> Stored records:
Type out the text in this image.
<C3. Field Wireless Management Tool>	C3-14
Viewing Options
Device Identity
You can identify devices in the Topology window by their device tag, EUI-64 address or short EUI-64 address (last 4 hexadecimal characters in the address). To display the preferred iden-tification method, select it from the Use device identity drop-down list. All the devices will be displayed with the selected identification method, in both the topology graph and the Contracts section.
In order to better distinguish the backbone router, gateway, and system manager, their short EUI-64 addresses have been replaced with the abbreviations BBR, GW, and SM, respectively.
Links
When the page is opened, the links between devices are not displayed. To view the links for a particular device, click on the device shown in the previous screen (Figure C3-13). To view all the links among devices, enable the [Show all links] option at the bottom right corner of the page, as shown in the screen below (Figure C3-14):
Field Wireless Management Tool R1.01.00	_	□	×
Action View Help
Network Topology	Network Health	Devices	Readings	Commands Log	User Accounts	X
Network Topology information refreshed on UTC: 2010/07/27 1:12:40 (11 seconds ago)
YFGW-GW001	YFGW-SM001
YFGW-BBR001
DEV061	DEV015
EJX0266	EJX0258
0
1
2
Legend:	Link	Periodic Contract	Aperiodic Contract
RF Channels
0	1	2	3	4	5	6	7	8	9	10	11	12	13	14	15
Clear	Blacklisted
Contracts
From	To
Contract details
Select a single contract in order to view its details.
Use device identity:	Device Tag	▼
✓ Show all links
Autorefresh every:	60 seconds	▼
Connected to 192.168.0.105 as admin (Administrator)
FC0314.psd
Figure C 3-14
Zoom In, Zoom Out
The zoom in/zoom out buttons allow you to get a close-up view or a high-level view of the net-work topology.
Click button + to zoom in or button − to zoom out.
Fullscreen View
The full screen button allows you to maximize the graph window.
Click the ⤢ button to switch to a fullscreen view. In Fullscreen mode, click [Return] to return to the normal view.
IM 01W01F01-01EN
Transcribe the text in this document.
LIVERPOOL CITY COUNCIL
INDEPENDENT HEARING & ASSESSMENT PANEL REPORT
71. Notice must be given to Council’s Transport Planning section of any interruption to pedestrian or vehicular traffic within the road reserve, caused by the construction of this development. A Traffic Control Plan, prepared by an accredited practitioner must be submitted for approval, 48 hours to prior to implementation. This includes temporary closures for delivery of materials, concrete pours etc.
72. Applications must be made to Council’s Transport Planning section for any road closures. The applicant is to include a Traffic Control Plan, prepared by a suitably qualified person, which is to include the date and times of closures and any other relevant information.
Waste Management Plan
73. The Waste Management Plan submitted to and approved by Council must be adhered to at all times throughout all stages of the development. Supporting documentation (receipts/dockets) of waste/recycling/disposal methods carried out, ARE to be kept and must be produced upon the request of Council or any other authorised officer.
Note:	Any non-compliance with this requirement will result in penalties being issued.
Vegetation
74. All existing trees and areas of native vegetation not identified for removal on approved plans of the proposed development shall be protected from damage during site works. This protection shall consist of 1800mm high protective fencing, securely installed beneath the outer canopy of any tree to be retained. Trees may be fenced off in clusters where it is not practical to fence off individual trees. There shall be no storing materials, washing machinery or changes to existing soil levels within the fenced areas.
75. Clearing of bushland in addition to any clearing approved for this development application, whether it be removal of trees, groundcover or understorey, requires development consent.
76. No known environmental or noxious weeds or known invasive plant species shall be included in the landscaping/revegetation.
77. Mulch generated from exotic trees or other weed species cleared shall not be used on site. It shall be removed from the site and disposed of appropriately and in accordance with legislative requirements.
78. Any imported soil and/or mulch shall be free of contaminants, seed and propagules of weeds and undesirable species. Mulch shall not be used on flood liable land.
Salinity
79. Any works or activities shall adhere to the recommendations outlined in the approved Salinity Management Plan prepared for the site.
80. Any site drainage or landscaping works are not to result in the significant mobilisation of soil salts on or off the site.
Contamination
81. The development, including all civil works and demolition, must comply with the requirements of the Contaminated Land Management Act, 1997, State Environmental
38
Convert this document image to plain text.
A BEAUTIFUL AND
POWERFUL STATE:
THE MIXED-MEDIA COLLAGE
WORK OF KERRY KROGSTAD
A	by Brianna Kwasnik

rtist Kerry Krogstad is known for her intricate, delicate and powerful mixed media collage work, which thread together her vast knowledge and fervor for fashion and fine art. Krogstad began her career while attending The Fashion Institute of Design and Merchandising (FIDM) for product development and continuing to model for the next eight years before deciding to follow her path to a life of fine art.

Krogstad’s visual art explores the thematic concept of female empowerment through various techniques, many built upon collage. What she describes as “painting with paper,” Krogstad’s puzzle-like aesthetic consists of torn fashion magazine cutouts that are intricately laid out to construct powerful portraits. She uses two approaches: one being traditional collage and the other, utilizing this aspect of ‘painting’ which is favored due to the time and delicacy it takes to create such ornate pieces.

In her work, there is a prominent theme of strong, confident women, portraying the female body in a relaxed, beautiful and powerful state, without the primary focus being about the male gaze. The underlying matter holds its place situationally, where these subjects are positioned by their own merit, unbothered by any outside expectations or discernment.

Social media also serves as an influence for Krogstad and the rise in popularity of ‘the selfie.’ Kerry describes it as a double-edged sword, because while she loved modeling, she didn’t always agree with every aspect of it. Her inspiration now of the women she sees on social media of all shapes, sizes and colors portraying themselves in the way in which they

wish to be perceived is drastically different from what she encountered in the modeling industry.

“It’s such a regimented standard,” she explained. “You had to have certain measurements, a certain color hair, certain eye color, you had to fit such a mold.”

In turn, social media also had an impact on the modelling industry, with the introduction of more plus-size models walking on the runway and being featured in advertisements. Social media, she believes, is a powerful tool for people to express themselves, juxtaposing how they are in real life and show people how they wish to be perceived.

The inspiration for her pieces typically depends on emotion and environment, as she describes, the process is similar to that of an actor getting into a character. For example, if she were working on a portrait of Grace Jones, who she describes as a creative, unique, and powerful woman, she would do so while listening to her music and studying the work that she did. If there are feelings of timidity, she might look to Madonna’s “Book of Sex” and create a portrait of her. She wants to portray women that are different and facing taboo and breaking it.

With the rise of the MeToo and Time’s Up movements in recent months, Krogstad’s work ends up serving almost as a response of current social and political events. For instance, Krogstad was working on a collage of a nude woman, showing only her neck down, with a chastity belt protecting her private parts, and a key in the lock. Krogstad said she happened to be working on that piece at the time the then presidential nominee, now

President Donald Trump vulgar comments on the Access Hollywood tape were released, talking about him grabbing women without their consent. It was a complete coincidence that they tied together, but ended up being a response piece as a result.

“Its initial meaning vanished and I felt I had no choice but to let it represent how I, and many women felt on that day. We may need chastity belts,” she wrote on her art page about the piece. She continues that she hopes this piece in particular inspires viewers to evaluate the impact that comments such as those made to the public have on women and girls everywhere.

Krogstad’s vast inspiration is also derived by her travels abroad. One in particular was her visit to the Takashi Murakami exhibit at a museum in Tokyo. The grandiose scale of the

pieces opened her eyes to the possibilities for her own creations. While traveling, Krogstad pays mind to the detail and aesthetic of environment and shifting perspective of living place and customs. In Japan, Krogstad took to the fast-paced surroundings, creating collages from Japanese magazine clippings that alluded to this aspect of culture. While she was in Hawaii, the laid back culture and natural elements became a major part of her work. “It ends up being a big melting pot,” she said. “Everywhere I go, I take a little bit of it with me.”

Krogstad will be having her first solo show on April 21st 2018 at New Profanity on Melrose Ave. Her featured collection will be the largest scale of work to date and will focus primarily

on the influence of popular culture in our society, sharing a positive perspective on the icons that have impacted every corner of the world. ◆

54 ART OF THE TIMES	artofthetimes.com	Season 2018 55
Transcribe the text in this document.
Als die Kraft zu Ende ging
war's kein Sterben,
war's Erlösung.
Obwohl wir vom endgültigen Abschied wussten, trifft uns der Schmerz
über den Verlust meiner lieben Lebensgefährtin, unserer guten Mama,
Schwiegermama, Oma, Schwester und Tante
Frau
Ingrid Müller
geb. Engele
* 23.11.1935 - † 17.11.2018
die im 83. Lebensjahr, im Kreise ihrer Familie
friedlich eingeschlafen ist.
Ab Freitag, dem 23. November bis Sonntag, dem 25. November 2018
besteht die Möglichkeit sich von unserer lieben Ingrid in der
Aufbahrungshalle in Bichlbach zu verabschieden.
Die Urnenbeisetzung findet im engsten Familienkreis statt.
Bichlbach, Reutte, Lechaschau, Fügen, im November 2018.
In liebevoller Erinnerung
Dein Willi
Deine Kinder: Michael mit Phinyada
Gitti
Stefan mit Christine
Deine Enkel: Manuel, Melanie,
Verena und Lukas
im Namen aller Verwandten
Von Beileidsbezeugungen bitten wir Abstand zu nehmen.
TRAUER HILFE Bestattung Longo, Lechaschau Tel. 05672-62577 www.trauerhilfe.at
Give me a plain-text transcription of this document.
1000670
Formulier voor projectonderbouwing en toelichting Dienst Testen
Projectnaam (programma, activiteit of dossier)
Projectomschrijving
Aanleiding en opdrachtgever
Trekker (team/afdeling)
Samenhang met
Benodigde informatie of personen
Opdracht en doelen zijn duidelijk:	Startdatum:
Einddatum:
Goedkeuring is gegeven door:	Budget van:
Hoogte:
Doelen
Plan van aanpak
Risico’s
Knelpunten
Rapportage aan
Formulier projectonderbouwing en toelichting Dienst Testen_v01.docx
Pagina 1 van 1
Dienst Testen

> Problem statement:
Look over the records above and copy each line that includes the string "industry".

> Exercise response:
wish to be perceived is drastically different from what she encountered in the modeling industry.
In turn, social media also had an impact on the modelling industry, with the introduction of more plus-size models walking on the runway and being featured in advertisements. Social media, she believes, is a powerful tool for people to express themselves, juxtaposing how they are in real life and show people how they wish to be perceived.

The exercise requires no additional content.